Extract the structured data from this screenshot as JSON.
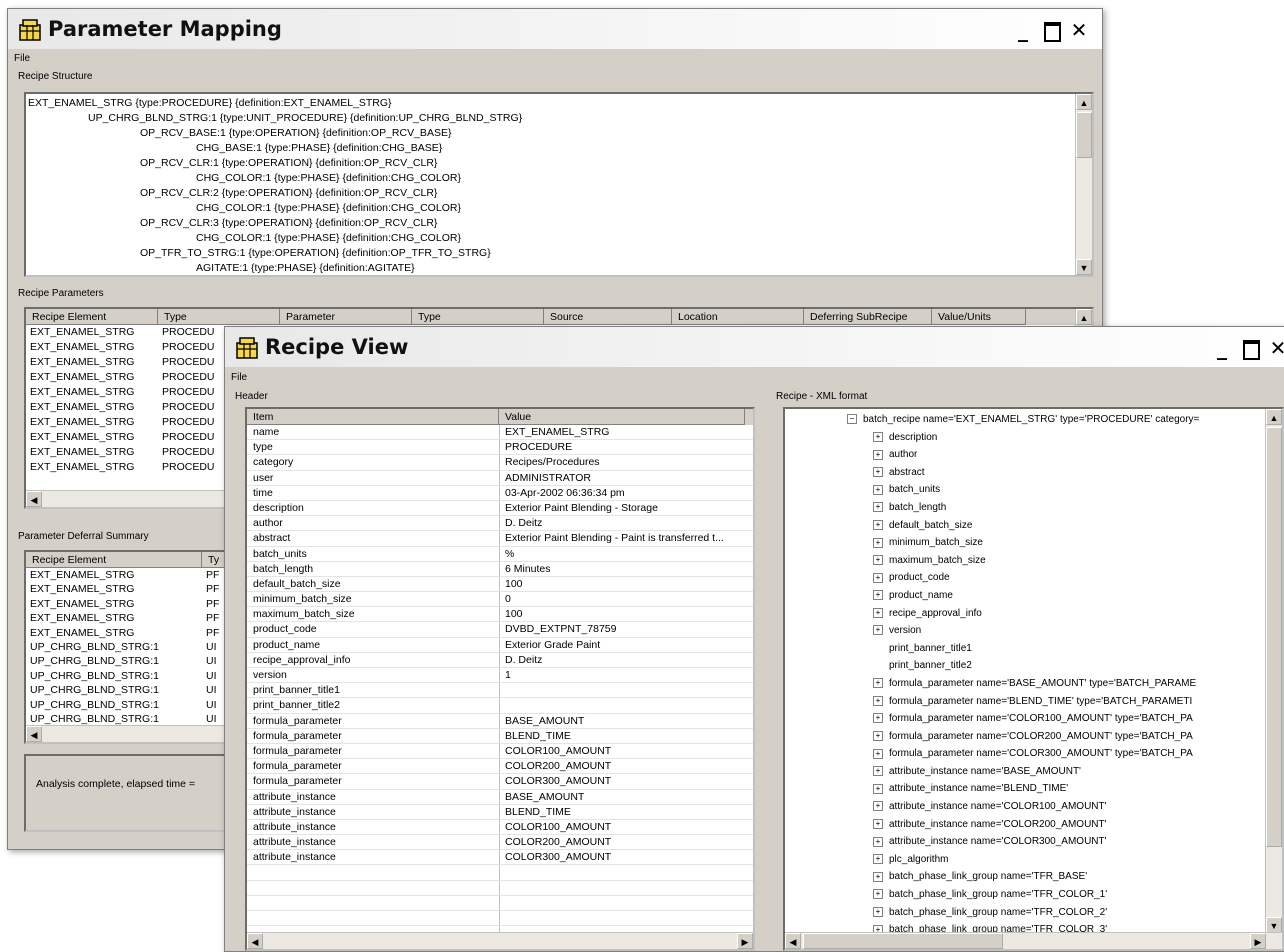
{
  "pm_window": {
    "title": "Parameter Mapping",
    "menu": "File",
    "structure_label": "Recipe Structure",
    "structure_lines": [
      {
        "indent": 0,
        "text": "EXT_ENAMEL_STRG {type:PROCEDURE} {definition:EXT_ENAMEL_STRG}"
      },
      {
        "indent": 1,
        "text": "UP_CHRG_BLND_STRG:1 {type:UNIT_PROCEDURE} {definition:UP_CHRG_BLND_STRG}"
      },
      {
        "indent": 2,
        "text": "OP_RCV_BASE:1 {type:OPERATION} {definition:OP_RCV_BASE}"
      },
      {
        "indent": 3,
        "text": "CHG_BASE:1 {type:PHASE} {definition:CHG_BASE}"
      },
      {
        "indent": 2,
        "text": "OP_RCV_CLR:1 {type:OPERATION} {definition:OP_RCV_CLR}"
      },
      {
        "indent": 3,
        "text": "CHG_COLOR:1 {type:PHASE} {definition:CHG_COLOR}"
      },
      {
        "indent": 2,
        "text": "OP_RCV_CLR:2 {type:OPERATION} {definition:OP_RCV_CLR}"
      },
      {
        "indent": 3,
        "text": "CHG_COLOR:1 {type:PHASE} {definition:CHG_COLOR}"
      },
      {
        "indent": 2,
        "text": "OP_RCV_CLR:3 {type:OPERATION} {definition:OP_RCV_CLR}"
      },
      {
        "indent": 3,
        "text": "CHG_COLOR:1 {type:PHASE} {definition:CHG_COLOR}"
      },
      {
        "indent": 2,
        "text": "OP_TFR_TO_STRG:1 {type:OPERATION} {definition:OP_TFR_TO_STRG}"
      },
      {
        "indent": 3,
        "text": "AGITATE:1 {type:PHASE} {definition:AGITATE}"
      }
    ],
    "params_label": "Recipe Parameters",
    "params_columns": [
      "Recipe Element",
      "Type",
      "Parameter",
      "Type",
      "Source",
      "Location",
      "Deferring SubRecipe",
      "Value/Units"
    ],
    "params_rows": [
      [
        "EXT_ENAMEL_STRG",
        "PROCEDU"
      ],
      [
        "EXT_ENAMEL_STRG",
        "PROCEDU"
      ],
      [
        "EXT_ENAMEL_STRG",
        "PROCEDU"
      ],
      [
        "EXT_ENAMEL_STRG",
        "PROCEDU"
      ],
      [
        "EXT_ENAMEL_STRG",
        "PROCEDU"
      ],
      [
        "EXT_ENAMEL_STRG",
        "PROCEDU"
      ],
      [
        "EXT_ENAMEL_STRG",
        "PROCEDU"
      ],
      [
        "EXT_ENAMEL_STRG",
        "PROCEDU"
      ],
      [
        "EXT_ENAMEL_STRG",
        "PROCEDU"
      ],
      [
        "EXT_ENAMEL_STRG",
        "PROCEDU"
      ]
    ],
    "deferral_label": "Parameter Deferral Summary",
    "deferral_columns": [
      "Recipe Element",
      "Ty"
    ],
    "deferral_rows": [
      [
        "EXT_ENAMEL_STRG",
        "PF"
      ],
      [
        "EXT_ENAMEL_STRG",
        "PF"
      ],
      [
        "EXT_ENAMEL_STRG",
        "PF"
      ],
      [
        "EXT_ENAMEL_STRG",
        "PF"
      ],
      [
        "EXT_ENAMEL_STRG",
        "PF"
      ],
      [
        "UP_CHRG_BLND_STRG:1",
        "UI"
      ],
      [
        "UP_CHRG_BLND_STRG:1",
        "UI"
      ],
      [
        "UP_CHRG_BLND_STRG:1",
        "UI"
      ],
      [
        "UP_CHRG_BLND_STRG:1",
        "UI"
      ],
      [
        "UP_CHRG_BLND_STRG:1",
        "UI"
      ],
      [
        "UP_CHRG_BLND_STRG:1",
        "UI"
      ]
    ],
    "status": "Analysis complete, elapsed time ="
  },
  "rv_window": {
    "title": "Recipe View",
    "menu": "File",
    "header_label": "Header",
    "xml_label": "Recipe - XML format",
    "header_columns": [
      "Item",
      "Value"
    ],
    "header_rows": [
      [
        "name",
        "EXT_ENAMEL_STRG"
      ],
      [
        "type",
        "PROCEDURE"
      ],
      [
        "category",
        "Recipes/Procedures"
      ],
      [
        "user",
        "ADMINISTRATOR"
      ],
      [
        "time",
        "03-Apr-2002 06:36:34 pm"
      ],
      [
        "description",
        "Exterior Paint Blending - Storage"
      ],
      [
        "author",
        "D. Deitz"
      ],
      [
        "abstract",
        "Exterior Paint Blending - Paint is transferred t..."
      ],
      [
        "batch_units",
        "%"
      ],
      [
        "batch_length",
        "6 Minutes"
      ],
      [
        "default_batch_size",
        "100"
      ],
      [
        "minimum_batch_size",
        "0"
      ],
      [
        "maximum_batch_size",
        "100"
      ],
      [
        "product_code",
        "DVBD_EXTPNT_78759"
      ],
      [
        "product_name",
        "Exterior Grade Paint"
      ],
      [
        "recipe_approval_info",
        "D. Deitz"
      ],
      [
        "version",
        "1"
      ],
      [
        "print_banner_title1",
        ""
      ],
      [
        "print_banner_title2",
        ""
      ],
      [
        "formula_parameter",
        "BASE_AMOUNT"
      ],
      [
        "formula_parameter",
        "BLEND_TIME"
      ],
      [
        "formula_parameter",
        "COLOR100_AMOUNT"
      ],
      [
        "formula_parameter",
        "COLOR200_AMOUNT"
      ],
      [
        "formula_parameter",
        "COLOR300_AMOUNT"
      ],
      [
        "attribute_instance",
        "BASE_AMOUNT"
      ],
      [
        "attribute_instance",
        "BLEND_TIME"
      ],
      [
        "attribute_instance",
        "COLOR100_AMOUNT"
      ],
      [
        "attribute_instance",
        "COLOR200_AMOUNT"
      ],
      [
        "attribute_instance",
        "COLOR300_AMOUNT"
      ]
    ],
    "xml_root": "batch_recipe name='EXT_ENAMEL_STRG' type='PROCEDURE' category=",
    "xml_nodes": [
      {
        "expand": true,
        "text": "description"
      },
      {
        "expand": true,
        "text": "author"
      },
      {
        "expand": true,
        "text": "abstract"
      },
      {
        "expand": true,
        "text": "batch_units"
      },
      {
        "expand": true,
        "text": "batch_length"
      },
      {
        "expand": true,
        "text": "default_batch_size"
      },
      {
        "expand": true,
        "text": "minimum_batch_size"
      },
      {
        "expand": true,
        "text": "maximum_batch_size"
      },
      {
        "expand": true,
        "text": "product_code"
      },
      {
        "expand": true,
        "text": "product_name"
      },
      {
        "expand": true,
        "text": "recipe_approval_info"
      },
      {
        "expand": true,
        "text": "version"
      },
      {
        "expand": false,
        "text": "print_banner_title1"
      },
      {
        "expand": false,
        "text": "print_banner_title2"
      },
      {
        "expand": true,
        "text": "formula_parameter name='BASE_AMOUNT' type='BATCH_PARAME"
      },
      {
        "expand": true,
        "text": "formula_parameter name='BLEND_TIME' type='BATCH_PARAMETI"
      },
      {
        "expand": true,
        "text": "formula_parameter name='COLOR100_AMOUNT' type='BATCH_PA"
      },
      {
        "expand": true,
        "text": "formula_parameter name='COLOR200_AMOUNT' type='BATCH_PA"
      },
      {
        "expand": true,
        "text": "formula_parameter name='COLOR300_AMOUNT' type='BATCH_PA"
      },
      {
        "expand": true,
        "text": "attribute_instance name='BASE_AMOUNT'"
      },
      {
        "expand": true,
        "text": "attribute_instance name='BLEND_TIME'"
      },
      {
        "expand": true,
        "text": "attribute_instance name='COLOR100_AMOUNT'"
      },
      {
        "expand": true,
        "text": "attribute_instance name='COLOR200_AMOUNT'"
      },
      {
        "expand": true,
        "text": "attribute_instance name='COLOR300_AMOUNT'"
      },
      {
        "expand": true,
        "text": "plc_algorithm"
      },
      {
        "expand": true,
        "text": "batch_phase_link_group name='TFR_BASE'"
      },
      {
        "expand": true,
        "text": "batch_phase_link_group name='TFR_COLOR_1'"
      },
      {
        "expand": true,
        "text": "batch_phase_link_group name='TFR_COLOR_2'"
      },
      {
        "expand": true,
        "text": "batch_phase_link_group name='TFR_COLOR_3'"
      }
    ]
  }
}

# Short problem:
From the data above, copy each line that holds "category".

# Correct result:
        "category",
    "xml_root": "batch_recipe name='EXT_ENAMEL_STRG' type='PROCEDURE' category=",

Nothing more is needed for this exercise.